> LISTING:
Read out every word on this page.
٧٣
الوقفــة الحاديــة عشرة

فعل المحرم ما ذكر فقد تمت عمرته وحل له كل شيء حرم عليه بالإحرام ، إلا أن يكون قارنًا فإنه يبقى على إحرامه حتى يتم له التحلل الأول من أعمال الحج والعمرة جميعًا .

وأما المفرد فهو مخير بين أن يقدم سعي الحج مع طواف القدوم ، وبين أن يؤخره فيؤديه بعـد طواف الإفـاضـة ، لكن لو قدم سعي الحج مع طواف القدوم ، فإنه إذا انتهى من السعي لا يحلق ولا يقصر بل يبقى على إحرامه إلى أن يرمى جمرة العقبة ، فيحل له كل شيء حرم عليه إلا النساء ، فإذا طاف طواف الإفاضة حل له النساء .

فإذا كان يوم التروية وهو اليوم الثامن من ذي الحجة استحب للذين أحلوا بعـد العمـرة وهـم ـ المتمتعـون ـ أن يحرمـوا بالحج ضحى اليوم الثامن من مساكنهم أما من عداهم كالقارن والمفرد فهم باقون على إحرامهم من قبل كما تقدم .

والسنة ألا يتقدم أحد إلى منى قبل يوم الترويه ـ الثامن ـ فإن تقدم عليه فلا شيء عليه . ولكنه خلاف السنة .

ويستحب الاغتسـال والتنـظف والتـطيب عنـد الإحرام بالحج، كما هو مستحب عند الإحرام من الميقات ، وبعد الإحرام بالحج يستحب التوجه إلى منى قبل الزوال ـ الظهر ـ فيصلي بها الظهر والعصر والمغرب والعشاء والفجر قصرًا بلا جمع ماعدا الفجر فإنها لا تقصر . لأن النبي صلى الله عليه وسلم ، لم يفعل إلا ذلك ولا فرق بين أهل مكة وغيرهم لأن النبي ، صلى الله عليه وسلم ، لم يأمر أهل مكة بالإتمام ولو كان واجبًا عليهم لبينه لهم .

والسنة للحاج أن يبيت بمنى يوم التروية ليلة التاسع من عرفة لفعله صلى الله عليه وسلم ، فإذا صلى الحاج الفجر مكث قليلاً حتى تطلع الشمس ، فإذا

> EXERCISE AIM:
Tally the lines in the listing that hold "تقدم" and report the number alone.

> FINISHED ANSWER:
2